SET TASK
The listing below should be printed exactly, every line of it. Skip the pictures.

EXTRACTED DATA

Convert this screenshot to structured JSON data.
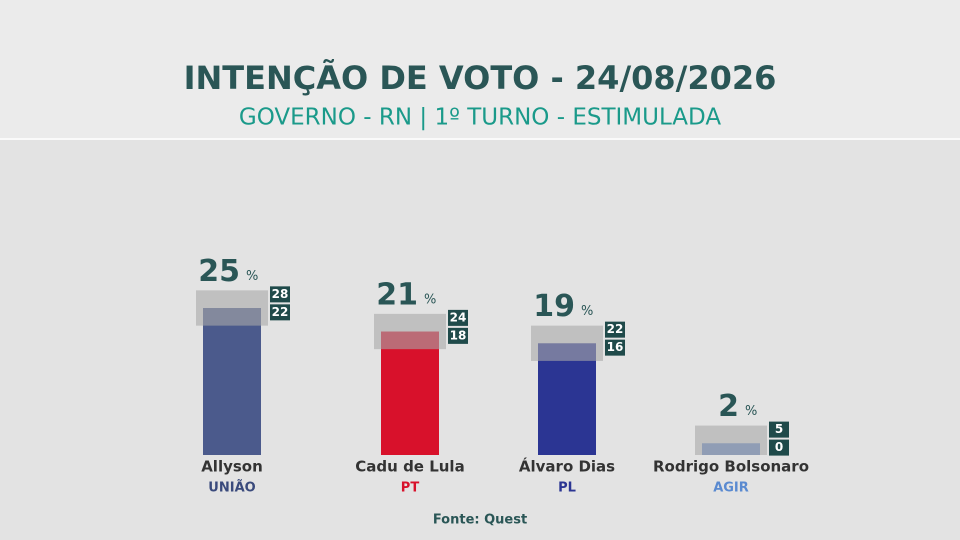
{
  "chart_data": {
    "type": "bar",
    "title": "INTENÇÃO DE VOTO - 24/08/2026",
    "subtitle": "GOVERNO - RN | 1º TURNO - ESTIMULADA",
    "categories": [
      "Allyson",
      "Cadu de Lula",
      "Álvaro Dias",
      "Rodrigo Bolsonaro"
    ],
    "parties": [
      "UNIÃO",
      "PT",
      "PL",
      "AGIR"
    ],
    "values": [
      25,
      21,
      19,
      2
    ],
    "unit": "%",
    "upper": [
      28,
      24,
      22,
      5
    ],
    "lower": [
      22,
      18,
      16,
      0
    ],
    "colors": [
      "#4b5a8c",
      "#d8112b",
      "#2b3593",
      "#6b8cc9"
    ],
    "party_colors": [
      "#3a4a7c",
      "#d8112b",
      "#2b3593",
      "#5a8ad0"
    ],
    "source": "Fonte: Quest"
  }
}
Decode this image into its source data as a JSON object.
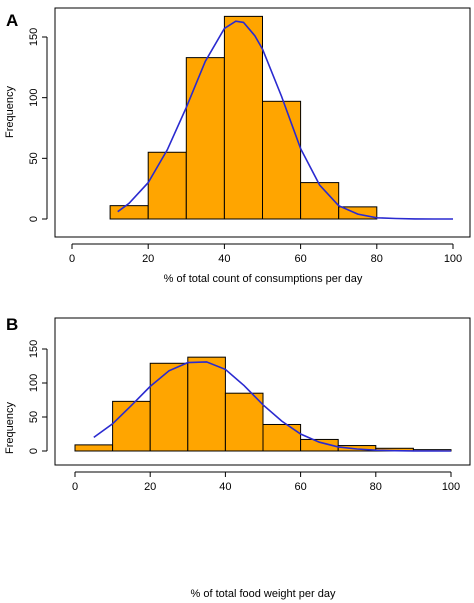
{
  "colors": {
    "bar_fill": "#ffa500",
    "curve": "#2a2ad0"
  },
  "chart_data": [
    {
      "type": "bar",
      "panel": "A",
      "title": "",
      "xlabel": "% of total count of consumptions per day",
      "ylabel": "Frequency",
      "xlim": [
        0,
        100
      ],
      "ylim": [
        0,
        170
      ],
      "xticks": [
        0,
        20,
        40,
        60,
        80,
        100
      ],
      "yticks": [
        0,
        50,
        100,
        150
      ],
      "bins": [
        {
          "x0": 10,
          "x1": 20,
          "value": 11
        },
        {
          "x0": 20,
          "x1": 30,
          "value": 55
        },
        {
          "x0": 30,
          "x1": 40,
          "value": 133
        },
        {
          "x0": 40,
          "x1": 50,
          "value": 167
        },
        {
          "x0": 50,
          "x1": 60,
          "value": 97
        },
        {
          "x0": 60,
          "x1": 70,
          "value": 30
        },
        {
          "x0": 70,
          "x1": 80,
          "value": 10
        }
      ],
      "curve": {
        "x": [
          12,
          15,
          20,
          25,
          30,
          35,
          40,
          43,
          45,
          48,
          50,
          55,
          60,
          65,
          70,
          75,
          80,
          85,
          90,
          95,
          100
        ],
        "y": [
          6,
          13,
          30,
          57,
          92,
          130,
          157,
          163,
          162,
          151,
          140,
          101,
          58,
          28,
          11,
          4,
          1,
          0.4,
          0.1,
          0,
          0
        ]
      }
    },
    {
      "type": "bar",
      "panel": "B",
      "title": "",
      "xlabel": "% of total food weight per day",
      "ylabel": "Frequency",
      "xlim": [
        0,
        100
      ],
      "ylim": [
        0,
        160
      ],
      "xticks": [
        0,
        20,
        40,
        60,
        80,
        100
      ],
      "yticks": [
        0,
        50,
        100,
        150
      ],
      "bins": [
        {
          "x0": 0,
          "x1": 10,
          "value": 9
        },
        {
          "x0": 10,
          "x1": 20,
          "value": 73
        },
        {
          "x0": 20,
          "x1": 30,
          "value": 129
        },
        {
          "x0": 30,
          "x1": 40,
          "value": 138
        },
        {
          "x0": 40,
          "x1": 50,
          "value": 85
        },
        {
          "x0": 50,
          "x1": 60,
          "value": 39
        },
        {
          "x0": 60,
          "x1": 70,
          "value": 17
        },
        {
          "x0": 70,
          "x1": 80,
          "value": 8
        },
        {
          "x0": 80,
          "x1": 90,
          "value": 4
        },
        {
          "x0": 90,
          "x1": 100,
          "value": 2
        }
      ],
      "curve": {
        "x": [
          5,
          10,
          15,
          20,
          25,
          30,
          35,
          40,
          45,
          50,
          55,
          60,
          65,
          70,
          75,
          80,
          85,
          90,
          95,
          100
        ],
        "y": [
          20,
          40,
          67,
          95,
          118,
          130,
          131,
          120,
          96,
          68,
          44,
          25,
          13,
          6,
          3,
          1.2,
          0.5,
          0.2,
          0.1,
          0
        ]
      }
    }
  ]
}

OUTPUT BELOW
Convert this screenshot to structured JSON data.
{
  "chart_data": {
    "type": "bar",
    "title": "INTENÇÃO DE VOTO - 24/08/2026",
    "subtitle": "GOVERNO - RN | 1º TURNO - ESTIMULADA",
    "categories": [
      "Allyson",
      "Cadu de Lula",
      "Álvaro Dias",
      "Rodrigo Bolsonaro"
    ],
    "parties": [
      "UNIÃO",
      "PT",
      "PL",
      "AGIR"
    ],
    "values": [
      25,
      21,
      19,
      2
    ],
    "unit": "%",
    "upper": [
      28,
      24,
      22,
      5
    ],
    "lower": [
      22,
      18,
      16,
      0
    ],
    "colors": [
      "#4b5a8c",
      "#d8112b",
      "#2b3593",
      "#6b8cc9"
    ],
    "party_colors": [
      "#3a4a7c",
      "#d8112b",
      "#2b3593",
      "#5a8ad0"
    ],
    "source": "Fonte: Quest"
  }
}
Decode this image into its source data as a JSON object.
{
  "colors": {
    "bar_fill": "#ffa500",
    "curve": "#2a2ad0"
  },
  "chart_data": [
    {
      "type": "bar",
      "panel": "A",
      "title": "",
      "xlabel": "% of total count of consumptions per day",
      "ylabel": "Frequency",
      "xlim": [
        0,
        100
      ],
      "ylim": [
        0,
        170
      ],
      "xticks": [
        0,
        20,
        40,
        60,
        80,
        100
      ],
      "yticks": [
        0,
        50,
        100,
        150
      ],
      "bins": [
        {
          "x0": 10,
          "x1": 20,
          "value": 11
        },
        {
          "x0": 20,
          "x1": 30,
          "value": 55
        },
        {
          "x0": 30,
          "x1": 40,
          "value": 133
        },
        {
          "x0": 40,
          "x1": 50,
          "value": 167
        },
        {
          "x0": 50,
          "x1": 60,
          "value": 97
        },
        {
          "x0": 60,
          "x1": 70,
          "value": 30
        },
        {
          "x0": 70,
          "x1": 80,
          "value": 10
        }
      ],
      "curve": {
        "x": [
          12,
          15,
          20,
          25,
          30,
          35,
          40,
          43,
          45,
          48,
          50,
          55,
          60,
          65,
          70,
          75,
          80,
          85,
          90,
          95,
          100
        ],
        "y": [
          6,
          13,
          30,
          57,
          92,
          130,
          157,
          163,
          162,
          151,
          140,
          101,
          58,
          28,
          11,
          4,
          1,
          0.4,
          0.1,
          0,
          0
        ]
      }
    },
    {
      "type": "bar",
      "panel": "B",
      "title": "",
      "xlabel": "% of total food weight per day",
      "ylabel": "Frequency",
      "xlim": [
        0,
        100
      ],
      "ylim": [
        0,
        160
      ],
      "xticks": [
        0,
        20,
        40,
        60,
        80,
        100
      ],
      "yticks": [
        0,
        50,
        100,
        150
      ],
      "bins": [
        {
          "x0": 0,
          "x1": 10,
          "value": 9
        },
        {
          "x0": 10,
          "x1": 20,
          "value": 73
        },
        {
          "x0": 20,
          "x1": 30,
          "value": 129
        },
        {
          "x0": 30,
          "x1": 40,
          "value": 138
        },
        {
          "x0": 40,
          "x1": 50,
          "value": 85
        },
        {
          "x0": 50,
          "x1": 60,
          "value": 39
        },
        {
          "x0": 60,
          "x1": 70,
          "value": 17
        },
        {
          "x0": 70,
          "x1": 80,
          "value": 8
        },
        {
          "x0": 80,
          "x1": 90,
          "value": 4
        },
        {
          "x0": 90,
          "x1": 100,
          "value": 2
        }
      ],
      "curve": {
        "x": [
          5,
          10,
          15,
          20,
          25,
          30,
          35,
          40,
          45,
          50,
          55,
          60,
          65,
          70,
          75,
          80,
          85,
          90,
          95,
          100
        ],
        "y": [
          20,
          40,
          67,
          95,
          118,
          130,
          131,
          120,
          96,
          68,
          44,
          25,
          13,
          6,
          3,
          1.2,
          0.5,
          0.2,
          0.1,
          0
        ]
      }
    }
  ]
}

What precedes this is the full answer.